● Required work
Tally every line of the listing below that holds "object", then give the tally alone.

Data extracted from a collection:
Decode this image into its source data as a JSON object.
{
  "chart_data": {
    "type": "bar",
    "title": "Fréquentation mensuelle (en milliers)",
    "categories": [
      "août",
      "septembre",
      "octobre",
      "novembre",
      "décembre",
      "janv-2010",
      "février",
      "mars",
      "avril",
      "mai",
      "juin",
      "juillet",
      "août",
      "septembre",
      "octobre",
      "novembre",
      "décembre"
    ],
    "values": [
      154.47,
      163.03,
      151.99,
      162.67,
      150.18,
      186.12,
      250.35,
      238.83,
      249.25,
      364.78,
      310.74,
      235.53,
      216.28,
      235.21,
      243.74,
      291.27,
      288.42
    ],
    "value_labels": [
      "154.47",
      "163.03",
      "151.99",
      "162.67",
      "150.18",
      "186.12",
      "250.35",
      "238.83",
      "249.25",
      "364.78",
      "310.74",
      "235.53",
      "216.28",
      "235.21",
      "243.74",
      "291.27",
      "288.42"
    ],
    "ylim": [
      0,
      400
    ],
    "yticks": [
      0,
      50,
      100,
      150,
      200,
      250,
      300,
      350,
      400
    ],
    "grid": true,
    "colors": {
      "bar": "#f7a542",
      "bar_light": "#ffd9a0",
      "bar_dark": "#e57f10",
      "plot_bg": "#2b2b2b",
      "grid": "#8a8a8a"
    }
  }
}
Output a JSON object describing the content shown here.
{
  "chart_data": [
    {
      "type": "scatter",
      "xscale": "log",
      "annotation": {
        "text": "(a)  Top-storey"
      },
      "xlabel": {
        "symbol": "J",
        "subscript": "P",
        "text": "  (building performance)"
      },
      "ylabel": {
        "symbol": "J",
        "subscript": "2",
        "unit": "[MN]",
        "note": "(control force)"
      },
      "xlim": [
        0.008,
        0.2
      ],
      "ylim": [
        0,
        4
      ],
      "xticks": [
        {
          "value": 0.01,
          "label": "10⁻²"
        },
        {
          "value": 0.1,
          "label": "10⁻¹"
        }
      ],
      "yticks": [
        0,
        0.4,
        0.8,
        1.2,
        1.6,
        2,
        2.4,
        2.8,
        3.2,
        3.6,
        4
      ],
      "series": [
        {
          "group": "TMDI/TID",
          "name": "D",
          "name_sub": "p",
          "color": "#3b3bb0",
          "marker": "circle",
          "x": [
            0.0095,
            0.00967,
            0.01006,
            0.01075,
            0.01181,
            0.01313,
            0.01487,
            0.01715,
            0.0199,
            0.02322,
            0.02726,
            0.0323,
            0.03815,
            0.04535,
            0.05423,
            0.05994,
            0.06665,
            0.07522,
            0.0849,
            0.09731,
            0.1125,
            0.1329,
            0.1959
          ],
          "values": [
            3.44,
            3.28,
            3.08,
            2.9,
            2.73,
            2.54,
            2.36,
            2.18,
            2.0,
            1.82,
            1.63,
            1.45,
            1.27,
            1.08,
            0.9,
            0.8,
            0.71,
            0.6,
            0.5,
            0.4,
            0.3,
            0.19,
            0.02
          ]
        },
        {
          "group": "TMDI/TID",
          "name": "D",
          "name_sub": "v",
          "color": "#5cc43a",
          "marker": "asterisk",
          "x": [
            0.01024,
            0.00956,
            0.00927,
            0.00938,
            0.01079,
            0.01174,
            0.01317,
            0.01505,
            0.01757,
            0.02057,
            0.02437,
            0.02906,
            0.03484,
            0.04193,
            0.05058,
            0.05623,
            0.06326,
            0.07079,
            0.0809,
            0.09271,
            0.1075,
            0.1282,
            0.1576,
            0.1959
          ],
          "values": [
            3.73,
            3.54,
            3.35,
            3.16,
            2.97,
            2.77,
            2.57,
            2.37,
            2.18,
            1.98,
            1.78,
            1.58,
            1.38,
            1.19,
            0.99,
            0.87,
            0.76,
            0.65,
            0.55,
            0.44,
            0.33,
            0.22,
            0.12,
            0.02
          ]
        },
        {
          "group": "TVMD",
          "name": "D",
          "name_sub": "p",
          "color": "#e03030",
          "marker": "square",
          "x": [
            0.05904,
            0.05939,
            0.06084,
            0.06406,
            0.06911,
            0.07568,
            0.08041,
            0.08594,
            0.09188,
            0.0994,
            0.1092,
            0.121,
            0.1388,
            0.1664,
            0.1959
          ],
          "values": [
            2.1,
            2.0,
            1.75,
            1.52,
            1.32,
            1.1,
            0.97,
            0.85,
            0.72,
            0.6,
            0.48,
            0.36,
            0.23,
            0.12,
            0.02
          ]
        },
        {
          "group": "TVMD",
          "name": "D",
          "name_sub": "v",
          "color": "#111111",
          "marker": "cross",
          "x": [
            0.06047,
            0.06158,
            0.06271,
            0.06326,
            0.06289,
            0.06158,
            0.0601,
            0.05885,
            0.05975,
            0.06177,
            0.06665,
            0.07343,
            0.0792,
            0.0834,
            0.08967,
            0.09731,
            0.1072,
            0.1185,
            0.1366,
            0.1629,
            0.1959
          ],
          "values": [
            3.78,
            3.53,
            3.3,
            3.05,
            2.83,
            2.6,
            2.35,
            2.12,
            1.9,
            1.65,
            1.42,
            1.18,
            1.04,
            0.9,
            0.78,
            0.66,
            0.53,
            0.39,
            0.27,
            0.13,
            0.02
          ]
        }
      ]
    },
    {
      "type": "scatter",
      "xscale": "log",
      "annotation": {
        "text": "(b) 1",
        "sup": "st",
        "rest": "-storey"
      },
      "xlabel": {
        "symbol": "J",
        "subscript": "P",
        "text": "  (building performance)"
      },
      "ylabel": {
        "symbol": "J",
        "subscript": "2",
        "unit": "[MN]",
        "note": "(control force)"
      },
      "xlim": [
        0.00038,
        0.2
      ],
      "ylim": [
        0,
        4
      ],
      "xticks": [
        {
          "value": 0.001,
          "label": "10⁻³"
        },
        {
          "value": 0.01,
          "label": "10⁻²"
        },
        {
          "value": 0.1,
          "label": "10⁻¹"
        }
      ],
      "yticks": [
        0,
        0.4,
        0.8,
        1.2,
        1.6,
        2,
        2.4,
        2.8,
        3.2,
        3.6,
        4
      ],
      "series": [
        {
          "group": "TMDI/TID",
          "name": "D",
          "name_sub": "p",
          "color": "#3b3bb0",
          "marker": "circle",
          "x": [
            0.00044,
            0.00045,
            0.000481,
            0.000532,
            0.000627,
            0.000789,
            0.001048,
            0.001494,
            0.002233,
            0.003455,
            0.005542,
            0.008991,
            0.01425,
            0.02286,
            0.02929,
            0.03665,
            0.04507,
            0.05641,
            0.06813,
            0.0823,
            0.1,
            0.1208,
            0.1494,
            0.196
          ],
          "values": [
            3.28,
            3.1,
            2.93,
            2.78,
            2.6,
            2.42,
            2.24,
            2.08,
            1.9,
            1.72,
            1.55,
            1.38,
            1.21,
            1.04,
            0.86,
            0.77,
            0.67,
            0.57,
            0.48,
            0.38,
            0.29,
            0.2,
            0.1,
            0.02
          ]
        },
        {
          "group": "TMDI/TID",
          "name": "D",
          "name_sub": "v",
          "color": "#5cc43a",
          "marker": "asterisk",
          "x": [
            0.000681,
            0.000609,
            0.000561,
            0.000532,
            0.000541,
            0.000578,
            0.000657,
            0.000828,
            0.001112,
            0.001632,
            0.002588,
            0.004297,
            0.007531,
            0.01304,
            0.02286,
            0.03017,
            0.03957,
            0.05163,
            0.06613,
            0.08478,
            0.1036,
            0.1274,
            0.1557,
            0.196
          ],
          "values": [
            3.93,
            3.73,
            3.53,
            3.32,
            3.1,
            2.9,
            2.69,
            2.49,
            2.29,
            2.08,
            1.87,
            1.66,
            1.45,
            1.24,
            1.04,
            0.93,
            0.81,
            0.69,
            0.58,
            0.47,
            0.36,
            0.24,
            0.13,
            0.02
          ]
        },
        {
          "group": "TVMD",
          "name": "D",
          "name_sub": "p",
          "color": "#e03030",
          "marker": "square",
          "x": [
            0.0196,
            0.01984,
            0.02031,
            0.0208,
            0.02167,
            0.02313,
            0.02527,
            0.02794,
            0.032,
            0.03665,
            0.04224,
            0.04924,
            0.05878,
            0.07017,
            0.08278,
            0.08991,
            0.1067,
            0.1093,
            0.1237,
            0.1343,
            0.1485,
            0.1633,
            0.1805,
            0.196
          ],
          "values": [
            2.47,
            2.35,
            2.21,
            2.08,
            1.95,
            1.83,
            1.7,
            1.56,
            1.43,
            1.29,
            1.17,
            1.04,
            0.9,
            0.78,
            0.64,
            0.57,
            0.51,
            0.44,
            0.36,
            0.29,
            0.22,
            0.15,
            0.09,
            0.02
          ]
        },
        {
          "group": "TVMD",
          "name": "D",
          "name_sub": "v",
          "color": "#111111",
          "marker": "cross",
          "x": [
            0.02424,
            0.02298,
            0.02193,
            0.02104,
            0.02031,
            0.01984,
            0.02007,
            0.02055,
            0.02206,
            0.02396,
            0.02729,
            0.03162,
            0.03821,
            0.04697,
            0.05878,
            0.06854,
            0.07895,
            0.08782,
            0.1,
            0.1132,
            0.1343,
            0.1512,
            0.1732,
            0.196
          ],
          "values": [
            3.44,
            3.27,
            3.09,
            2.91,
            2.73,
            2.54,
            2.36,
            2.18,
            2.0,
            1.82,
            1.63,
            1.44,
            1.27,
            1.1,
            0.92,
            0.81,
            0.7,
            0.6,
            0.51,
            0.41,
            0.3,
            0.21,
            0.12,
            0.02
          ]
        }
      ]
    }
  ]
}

● The answer
2